WRITTEN INSTRUCTION>
Count how many lines contain the word "auteurs". Respond with the number alone.

══ MATERIAL

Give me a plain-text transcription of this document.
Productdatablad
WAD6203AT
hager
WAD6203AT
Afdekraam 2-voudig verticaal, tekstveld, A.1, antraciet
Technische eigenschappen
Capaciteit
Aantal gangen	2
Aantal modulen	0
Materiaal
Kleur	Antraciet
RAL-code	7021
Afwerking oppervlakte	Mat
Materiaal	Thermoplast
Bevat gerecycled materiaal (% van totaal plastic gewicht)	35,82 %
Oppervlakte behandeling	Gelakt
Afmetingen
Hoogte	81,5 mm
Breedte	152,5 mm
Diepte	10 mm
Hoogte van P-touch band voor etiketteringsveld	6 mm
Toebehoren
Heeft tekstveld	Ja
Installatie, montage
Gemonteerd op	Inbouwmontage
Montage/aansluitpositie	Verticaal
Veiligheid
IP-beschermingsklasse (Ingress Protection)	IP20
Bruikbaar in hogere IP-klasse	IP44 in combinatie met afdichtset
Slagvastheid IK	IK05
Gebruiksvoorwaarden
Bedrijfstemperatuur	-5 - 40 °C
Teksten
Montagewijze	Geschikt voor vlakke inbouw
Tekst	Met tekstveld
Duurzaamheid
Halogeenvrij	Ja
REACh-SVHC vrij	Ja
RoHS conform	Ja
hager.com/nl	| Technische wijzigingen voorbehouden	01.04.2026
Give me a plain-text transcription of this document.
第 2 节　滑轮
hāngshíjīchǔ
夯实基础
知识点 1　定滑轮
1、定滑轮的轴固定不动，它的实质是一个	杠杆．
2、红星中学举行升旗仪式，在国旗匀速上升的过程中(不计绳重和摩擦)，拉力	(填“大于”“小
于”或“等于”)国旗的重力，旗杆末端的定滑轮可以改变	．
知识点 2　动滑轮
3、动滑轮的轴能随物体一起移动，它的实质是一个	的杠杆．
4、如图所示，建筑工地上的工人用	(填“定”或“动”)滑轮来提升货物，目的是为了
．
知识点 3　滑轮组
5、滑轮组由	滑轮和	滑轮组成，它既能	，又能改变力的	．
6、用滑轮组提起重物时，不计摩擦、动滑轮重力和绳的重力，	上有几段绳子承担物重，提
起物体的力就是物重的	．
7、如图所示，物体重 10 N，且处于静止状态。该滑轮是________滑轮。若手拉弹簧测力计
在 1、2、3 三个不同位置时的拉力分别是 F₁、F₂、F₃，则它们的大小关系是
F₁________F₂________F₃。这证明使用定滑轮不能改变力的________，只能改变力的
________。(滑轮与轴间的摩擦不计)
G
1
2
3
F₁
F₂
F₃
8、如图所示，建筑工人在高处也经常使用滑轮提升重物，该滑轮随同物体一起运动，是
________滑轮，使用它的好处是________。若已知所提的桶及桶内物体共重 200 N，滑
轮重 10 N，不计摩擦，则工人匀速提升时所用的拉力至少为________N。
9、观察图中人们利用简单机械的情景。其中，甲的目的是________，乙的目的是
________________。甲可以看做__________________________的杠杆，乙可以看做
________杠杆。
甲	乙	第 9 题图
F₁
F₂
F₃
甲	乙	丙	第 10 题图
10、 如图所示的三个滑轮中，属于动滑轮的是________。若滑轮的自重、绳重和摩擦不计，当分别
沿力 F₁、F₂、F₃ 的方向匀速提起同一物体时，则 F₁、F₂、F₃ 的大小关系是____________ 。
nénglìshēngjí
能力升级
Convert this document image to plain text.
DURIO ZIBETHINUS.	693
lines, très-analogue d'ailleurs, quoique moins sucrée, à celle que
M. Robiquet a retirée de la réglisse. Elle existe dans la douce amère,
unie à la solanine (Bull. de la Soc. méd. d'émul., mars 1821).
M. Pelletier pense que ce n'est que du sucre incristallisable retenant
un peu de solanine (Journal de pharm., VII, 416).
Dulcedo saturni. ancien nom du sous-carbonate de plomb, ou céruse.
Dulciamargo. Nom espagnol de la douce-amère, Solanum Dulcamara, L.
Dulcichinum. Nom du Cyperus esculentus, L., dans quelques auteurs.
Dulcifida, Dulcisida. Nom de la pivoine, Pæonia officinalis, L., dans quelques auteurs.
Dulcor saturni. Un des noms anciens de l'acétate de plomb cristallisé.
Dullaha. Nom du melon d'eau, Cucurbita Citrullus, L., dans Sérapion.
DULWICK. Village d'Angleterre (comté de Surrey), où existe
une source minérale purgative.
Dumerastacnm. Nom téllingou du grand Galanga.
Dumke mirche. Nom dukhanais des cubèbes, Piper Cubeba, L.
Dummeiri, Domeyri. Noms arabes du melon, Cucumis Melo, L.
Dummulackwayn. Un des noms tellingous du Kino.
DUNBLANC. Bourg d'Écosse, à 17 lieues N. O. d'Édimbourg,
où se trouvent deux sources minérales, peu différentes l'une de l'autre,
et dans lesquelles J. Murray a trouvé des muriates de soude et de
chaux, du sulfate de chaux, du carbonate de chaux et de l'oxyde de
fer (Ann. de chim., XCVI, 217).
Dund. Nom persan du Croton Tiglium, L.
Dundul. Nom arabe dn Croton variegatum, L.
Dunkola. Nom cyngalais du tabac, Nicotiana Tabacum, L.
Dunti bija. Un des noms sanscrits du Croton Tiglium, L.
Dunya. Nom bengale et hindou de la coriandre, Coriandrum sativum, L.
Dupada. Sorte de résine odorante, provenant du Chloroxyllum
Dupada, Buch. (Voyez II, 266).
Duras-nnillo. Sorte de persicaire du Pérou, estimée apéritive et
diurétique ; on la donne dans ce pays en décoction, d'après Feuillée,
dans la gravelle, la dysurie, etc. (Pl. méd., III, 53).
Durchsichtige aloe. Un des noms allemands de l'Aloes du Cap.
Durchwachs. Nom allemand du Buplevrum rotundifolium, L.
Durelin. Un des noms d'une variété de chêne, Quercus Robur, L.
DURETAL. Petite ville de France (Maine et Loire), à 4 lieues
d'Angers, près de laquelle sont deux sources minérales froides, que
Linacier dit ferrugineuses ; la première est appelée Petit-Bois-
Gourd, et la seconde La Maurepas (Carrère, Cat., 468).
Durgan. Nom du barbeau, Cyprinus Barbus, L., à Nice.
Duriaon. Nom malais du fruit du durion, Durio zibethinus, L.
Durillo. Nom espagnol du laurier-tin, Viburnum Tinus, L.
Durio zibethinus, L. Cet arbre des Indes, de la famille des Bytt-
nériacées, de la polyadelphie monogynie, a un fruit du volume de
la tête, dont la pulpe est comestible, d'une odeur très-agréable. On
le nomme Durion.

════

EXERCISE RESULT>
2